(DOCUMENT SECTION)
┏━━
6.2 COLLABORATOR hereby grants in advance to the GOVERNMENT a GPL in a copyrighted works CREATED UNDER this AGREEMENT. COLLABORATOR will prominently mark each such copyrighted work subject to the GPL with the words: "This work was created in the performance of a cooperative research and development agreement with DMEA. The Government of the United States has a royalty-free government purpose license to use, duplicate or disclose the work, in whole or in part and in any manner, and to have or permit others to do so, for government purposes."

6.3 COLLABORATOR shall furnish to UNIT, at no cost to UNIT, three (3) copies of each work CREATED in whole or in part by COLLABORATOR UNDER this AGREEMENT.

6.4 COLLABORATOR shall pay to UNIT twenty percent (20%) of all gross income received by COLLABORATOR or its affiliates from the sale, lease or rental of any copyrighted work CREATED UNDER this AGREEMENT. COLLABORATOR shall pay to UNIT fifty percent (50%) of all gross royalties received by COLLABORATOR or its affiliates from the licensing or assignment of any copyrighted work CREATED UNDER this AGREEMENT. Any sale, lease or rental to GOVERNMENT shall not be subject to payments hereunder and shall be discounted in price by a corresponding amount. All such payments to UNIT shall be due and paid on or before the last day of the month next following receipt by COLLABORATOR of any such gross income or gross royalties. COLLABORATOR shall provide to UNIT a report at least annually showing all gross income and royalties received. COLLABORATOR shall make payments due hereunder to UNIT in accordance with paragraph 4.3 of this AGREEMENT. COLLABORATOR's obligation to make payments to UNIT hereunder shall survive expiration or other termination of this AGREEMENT.

6.4.1 UNIT, at its expense, may require an account of income received by COLLABORATOR and its affiliates and may, at reasonable times and upon reasonable notice to COLLABORATOR, examine COLLABORATOR'S and any affiliate's books and records to verify the accounting.
┗━━
(PROMPT) Reproduce the agreement's copyright provisions word for word, everything from "6.2 COLLABORATOR hereby" down to "COLLABORATOR UNDER this AGREEMENT.".

(THE DATA)
┏━━
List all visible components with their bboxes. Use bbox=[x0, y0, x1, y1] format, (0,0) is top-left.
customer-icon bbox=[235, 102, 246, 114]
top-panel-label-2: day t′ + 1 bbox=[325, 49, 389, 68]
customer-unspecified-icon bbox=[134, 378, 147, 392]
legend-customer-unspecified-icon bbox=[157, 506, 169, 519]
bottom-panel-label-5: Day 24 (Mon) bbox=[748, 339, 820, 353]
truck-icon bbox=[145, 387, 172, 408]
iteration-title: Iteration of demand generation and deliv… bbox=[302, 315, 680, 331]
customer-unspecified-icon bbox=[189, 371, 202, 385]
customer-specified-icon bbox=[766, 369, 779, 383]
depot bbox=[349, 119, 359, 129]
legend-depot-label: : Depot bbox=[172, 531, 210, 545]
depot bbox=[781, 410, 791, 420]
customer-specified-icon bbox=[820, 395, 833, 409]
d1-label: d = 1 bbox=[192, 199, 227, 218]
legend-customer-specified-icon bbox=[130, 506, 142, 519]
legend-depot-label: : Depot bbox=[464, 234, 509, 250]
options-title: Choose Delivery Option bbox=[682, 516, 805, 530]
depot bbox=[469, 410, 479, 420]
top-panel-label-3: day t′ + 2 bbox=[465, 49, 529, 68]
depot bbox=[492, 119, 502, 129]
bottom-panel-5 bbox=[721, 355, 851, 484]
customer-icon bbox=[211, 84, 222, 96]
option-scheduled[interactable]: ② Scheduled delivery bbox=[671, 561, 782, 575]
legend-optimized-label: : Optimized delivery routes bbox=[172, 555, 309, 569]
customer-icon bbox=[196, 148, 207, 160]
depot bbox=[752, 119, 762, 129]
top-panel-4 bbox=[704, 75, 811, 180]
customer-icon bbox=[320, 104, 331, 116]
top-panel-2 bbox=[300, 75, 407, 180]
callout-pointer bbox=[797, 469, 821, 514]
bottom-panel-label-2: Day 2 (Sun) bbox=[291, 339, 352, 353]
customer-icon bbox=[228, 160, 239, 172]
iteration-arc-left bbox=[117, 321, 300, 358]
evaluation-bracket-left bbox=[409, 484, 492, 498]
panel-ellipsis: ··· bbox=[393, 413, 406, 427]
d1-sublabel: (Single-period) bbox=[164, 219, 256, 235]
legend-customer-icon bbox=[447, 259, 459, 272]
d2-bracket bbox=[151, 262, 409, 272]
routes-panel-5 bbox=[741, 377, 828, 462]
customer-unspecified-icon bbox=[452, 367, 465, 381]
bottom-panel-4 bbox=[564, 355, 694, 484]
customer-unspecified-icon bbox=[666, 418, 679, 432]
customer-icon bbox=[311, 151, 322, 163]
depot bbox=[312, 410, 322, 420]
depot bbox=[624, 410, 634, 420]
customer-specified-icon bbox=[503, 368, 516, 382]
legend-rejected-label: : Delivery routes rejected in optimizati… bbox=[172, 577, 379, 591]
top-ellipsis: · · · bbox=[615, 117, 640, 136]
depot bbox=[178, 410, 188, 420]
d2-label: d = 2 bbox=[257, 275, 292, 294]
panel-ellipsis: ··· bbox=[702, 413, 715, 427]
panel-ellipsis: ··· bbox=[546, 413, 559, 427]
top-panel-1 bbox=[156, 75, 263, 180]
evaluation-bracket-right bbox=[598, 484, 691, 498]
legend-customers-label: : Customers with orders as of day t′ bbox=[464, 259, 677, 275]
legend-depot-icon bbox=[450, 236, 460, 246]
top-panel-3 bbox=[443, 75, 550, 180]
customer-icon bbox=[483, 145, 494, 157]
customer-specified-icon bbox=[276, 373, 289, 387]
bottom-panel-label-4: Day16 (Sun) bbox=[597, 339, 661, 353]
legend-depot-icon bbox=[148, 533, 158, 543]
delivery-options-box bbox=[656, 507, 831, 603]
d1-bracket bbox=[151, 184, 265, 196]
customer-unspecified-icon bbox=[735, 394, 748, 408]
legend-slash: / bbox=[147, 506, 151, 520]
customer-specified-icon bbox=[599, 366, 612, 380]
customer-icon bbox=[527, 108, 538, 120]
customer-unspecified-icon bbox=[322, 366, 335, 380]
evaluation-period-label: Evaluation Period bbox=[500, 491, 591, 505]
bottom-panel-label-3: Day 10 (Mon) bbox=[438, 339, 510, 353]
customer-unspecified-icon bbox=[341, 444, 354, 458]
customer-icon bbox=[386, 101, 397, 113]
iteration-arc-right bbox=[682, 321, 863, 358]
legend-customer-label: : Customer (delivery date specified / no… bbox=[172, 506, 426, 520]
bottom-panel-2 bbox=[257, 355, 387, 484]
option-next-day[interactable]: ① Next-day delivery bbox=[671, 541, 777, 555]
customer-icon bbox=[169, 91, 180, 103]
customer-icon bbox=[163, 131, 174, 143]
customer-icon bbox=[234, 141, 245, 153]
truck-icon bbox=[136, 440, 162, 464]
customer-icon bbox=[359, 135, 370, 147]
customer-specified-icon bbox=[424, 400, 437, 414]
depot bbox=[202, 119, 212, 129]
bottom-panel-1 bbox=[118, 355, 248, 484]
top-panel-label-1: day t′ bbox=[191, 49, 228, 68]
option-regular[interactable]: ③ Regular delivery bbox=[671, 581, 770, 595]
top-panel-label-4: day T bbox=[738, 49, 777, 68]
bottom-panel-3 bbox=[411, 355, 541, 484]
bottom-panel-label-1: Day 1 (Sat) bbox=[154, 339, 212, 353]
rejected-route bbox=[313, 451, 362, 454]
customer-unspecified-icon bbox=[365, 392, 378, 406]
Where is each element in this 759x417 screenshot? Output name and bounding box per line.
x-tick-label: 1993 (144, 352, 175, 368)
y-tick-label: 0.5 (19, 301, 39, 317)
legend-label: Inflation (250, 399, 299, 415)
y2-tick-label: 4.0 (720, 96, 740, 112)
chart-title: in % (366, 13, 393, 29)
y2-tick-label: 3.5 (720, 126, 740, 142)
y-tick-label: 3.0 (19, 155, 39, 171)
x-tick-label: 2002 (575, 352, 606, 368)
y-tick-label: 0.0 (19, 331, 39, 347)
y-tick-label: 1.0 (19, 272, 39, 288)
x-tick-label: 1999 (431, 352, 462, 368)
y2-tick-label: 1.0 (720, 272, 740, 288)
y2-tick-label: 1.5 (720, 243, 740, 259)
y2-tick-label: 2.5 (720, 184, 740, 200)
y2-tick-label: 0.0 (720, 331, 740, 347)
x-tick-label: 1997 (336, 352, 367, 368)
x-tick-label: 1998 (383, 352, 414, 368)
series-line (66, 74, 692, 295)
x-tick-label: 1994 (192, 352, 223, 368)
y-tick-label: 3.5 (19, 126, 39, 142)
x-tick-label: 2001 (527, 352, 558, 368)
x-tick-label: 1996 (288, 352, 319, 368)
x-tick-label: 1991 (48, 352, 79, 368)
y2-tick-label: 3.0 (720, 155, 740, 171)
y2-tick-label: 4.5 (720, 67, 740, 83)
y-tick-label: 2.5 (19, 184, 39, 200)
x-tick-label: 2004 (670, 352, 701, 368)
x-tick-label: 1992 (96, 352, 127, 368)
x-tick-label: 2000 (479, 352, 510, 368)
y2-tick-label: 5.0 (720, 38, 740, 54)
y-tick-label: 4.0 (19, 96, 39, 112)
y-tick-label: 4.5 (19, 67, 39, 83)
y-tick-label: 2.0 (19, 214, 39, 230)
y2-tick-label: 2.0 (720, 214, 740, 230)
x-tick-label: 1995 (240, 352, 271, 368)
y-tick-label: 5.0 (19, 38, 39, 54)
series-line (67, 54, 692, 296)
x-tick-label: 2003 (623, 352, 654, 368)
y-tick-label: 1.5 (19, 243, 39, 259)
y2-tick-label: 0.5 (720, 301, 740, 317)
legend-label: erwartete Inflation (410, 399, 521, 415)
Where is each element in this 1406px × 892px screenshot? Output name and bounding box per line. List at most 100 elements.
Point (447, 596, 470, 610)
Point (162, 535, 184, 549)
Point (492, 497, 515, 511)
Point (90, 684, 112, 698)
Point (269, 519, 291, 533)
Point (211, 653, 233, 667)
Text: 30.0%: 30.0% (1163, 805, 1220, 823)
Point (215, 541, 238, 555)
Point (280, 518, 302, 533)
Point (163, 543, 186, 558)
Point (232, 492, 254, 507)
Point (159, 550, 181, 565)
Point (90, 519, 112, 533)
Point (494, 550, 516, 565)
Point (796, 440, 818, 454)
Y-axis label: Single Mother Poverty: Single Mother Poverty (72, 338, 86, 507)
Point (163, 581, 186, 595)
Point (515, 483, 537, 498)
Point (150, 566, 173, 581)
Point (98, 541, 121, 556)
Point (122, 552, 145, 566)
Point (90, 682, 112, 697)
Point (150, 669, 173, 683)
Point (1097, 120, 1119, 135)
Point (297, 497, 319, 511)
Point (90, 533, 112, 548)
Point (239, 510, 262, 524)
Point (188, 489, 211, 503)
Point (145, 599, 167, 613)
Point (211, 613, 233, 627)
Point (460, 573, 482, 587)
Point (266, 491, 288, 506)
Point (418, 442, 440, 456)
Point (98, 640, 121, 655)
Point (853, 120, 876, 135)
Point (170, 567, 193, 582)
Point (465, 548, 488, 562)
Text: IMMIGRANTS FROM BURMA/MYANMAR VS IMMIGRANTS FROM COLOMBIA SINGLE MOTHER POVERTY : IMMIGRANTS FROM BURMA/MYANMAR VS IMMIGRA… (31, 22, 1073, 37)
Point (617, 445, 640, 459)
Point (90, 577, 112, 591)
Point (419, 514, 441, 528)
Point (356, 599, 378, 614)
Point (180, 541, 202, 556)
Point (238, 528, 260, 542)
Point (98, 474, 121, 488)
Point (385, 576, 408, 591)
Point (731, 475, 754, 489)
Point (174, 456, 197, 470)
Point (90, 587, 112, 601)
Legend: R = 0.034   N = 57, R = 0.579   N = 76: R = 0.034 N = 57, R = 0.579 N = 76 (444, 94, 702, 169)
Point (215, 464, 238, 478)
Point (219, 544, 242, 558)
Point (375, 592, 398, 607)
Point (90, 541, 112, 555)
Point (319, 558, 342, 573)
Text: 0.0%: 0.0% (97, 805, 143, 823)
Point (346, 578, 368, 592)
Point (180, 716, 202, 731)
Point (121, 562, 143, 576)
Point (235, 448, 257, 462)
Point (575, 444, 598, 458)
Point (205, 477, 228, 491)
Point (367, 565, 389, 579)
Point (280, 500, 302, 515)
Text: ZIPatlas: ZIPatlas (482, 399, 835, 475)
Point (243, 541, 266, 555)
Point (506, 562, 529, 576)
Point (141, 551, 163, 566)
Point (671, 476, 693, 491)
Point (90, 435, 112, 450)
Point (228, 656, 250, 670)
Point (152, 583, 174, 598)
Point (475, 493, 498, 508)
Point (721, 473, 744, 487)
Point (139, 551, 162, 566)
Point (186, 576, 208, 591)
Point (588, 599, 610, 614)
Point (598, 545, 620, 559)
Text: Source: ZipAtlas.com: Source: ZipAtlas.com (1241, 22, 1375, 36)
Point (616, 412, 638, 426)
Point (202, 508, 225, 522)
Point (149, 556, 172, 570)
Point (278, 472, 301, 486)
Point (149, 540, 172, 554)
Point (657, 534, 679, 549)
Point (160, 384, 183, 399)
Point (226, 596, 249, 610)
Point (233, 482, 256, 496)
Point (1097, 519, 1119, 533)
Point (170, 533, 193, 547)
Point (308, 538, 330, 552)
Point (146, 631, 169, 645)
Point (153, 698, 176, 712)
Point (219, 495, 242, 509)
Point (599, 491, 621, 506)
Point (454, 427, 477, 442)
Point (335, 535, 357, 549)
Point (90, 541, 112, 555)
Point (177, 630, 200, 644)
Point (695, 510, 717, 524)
┗━━
(RESPONSE TO THE EXERCISE)
6.2 COLLABORATOR hereby grants in advance to the GOVERNMENT a GPL in a copyrighted works CREATED UNDER this AGREEMENT. COLLABORATOR will prominently mark each such copyrighted work subject to the GPL with the words: "This work was created in the performance of a cooperative research and development agreement with DMEA. The Government of the United States has a royalty-free government purpose license to use, duplicate or disclose the work, in whole or in part and in any manner, and to have or permit others to do so, for government purposes."

6.3 COLLABORATOR shall furnish to UNIT, at no cost to UNIT, three (3) copies of each work CREATED in whole or in part by COLLABORATOR UNDER this AGREEMENT.